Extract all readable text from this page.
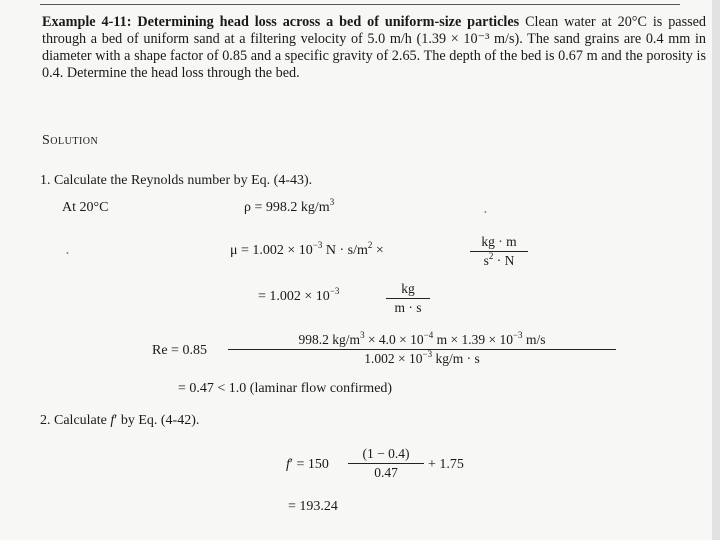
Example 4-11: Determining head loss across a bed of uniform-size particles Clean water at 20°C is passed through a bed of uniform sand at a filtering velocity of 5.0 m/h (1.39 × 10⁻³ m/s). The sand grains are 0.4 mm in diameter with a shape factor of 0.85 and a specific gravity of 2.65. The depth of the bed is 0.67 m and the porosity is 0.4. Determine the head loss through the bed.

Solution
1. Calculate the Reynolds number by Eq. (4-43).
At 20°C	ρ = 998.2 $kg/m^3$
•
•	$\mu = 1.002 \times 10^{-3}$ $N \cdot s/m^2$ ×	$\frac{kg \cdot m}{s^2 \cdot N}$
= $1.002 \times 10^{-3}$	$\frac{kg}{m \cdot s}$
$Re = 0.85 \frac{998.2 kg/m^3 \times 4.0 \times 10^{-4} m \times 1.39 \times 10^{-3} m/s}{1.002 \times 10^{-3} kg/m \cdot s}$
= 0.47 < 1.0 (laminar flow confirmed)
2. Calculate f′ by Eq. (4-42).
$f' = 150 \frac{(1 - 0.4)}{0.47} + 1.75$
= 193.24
__________
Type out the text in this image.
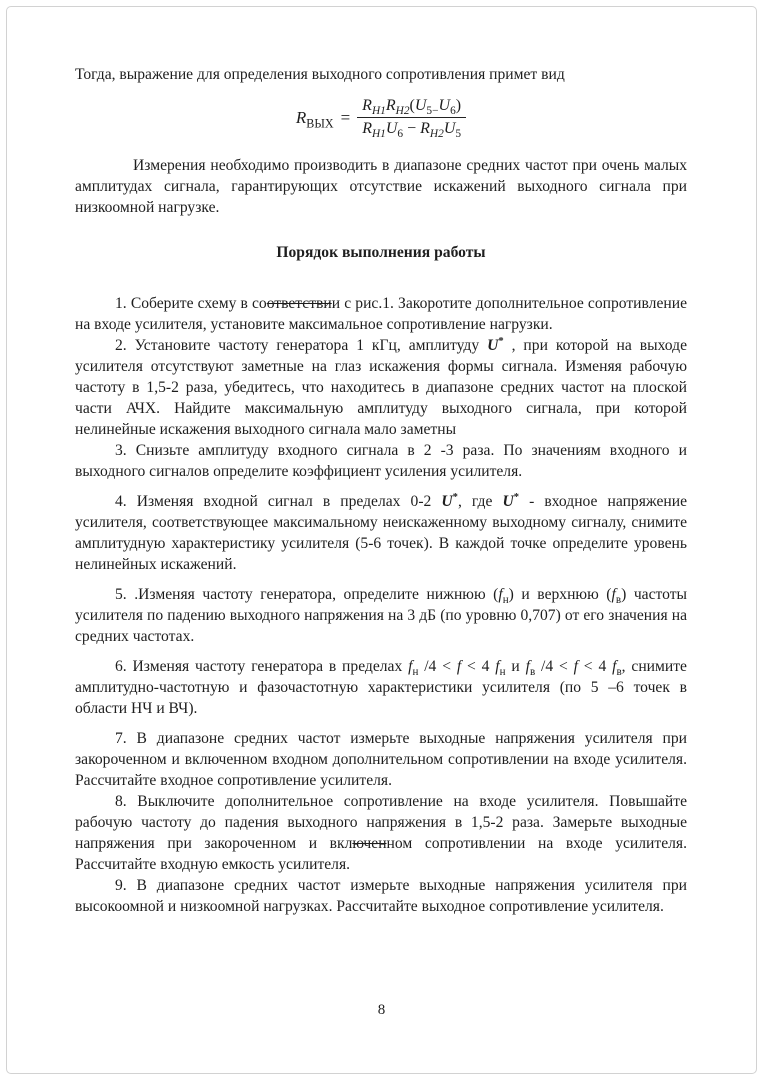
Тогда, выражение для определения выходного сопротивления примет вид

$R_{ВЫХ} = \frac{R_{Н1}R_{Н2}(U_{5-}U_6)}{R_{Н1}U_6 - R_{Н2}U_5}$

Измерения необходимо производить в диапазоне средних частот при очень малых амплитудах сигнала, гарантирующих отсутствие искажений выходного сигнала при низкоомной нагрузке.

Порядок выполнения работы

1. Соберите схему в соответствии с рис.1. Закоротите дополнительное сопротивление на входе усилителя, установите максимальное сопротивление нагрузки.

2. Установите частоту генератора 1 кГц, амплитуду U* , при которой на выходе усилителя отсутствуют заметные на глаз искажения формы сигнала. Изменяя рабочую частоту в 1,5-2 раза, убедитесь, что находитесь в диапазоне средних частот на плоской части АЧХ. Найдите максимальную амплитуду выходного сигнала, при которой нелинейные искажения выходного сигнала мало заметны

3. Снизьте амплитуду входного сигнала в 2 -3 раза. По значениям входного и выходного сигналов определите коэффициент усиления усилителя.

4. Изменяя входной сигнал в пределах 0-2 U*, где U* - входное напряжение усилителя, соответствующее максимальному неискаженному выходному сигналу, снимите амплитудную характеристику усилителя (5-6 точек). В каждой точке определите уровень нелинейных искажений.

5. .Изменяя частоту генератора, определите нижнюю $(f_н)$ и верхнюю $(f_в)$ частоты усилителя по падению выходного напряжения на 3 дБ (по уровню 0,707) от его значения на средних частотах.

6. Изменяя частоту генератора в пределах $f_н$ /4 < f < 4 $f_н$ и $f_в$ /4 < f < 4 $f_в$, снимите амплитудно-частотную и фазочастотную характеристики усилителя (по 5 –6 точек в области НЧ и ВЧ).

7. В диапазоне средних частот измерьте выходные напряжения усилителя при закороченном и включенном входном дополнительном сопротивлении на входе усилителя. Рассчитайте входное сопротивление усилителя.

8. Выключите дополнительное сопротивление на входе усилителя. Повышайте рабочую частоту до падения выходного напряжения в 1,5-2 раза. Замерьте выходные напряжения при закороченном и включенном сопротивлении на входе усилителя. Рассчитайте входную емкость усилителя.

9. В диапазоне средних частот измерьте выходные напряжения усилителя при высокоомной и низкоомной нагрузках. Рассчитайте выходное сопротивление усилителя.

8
__________
Brief:
The answer is a single number: how many lines include the word "this"?

Solved exercise:
2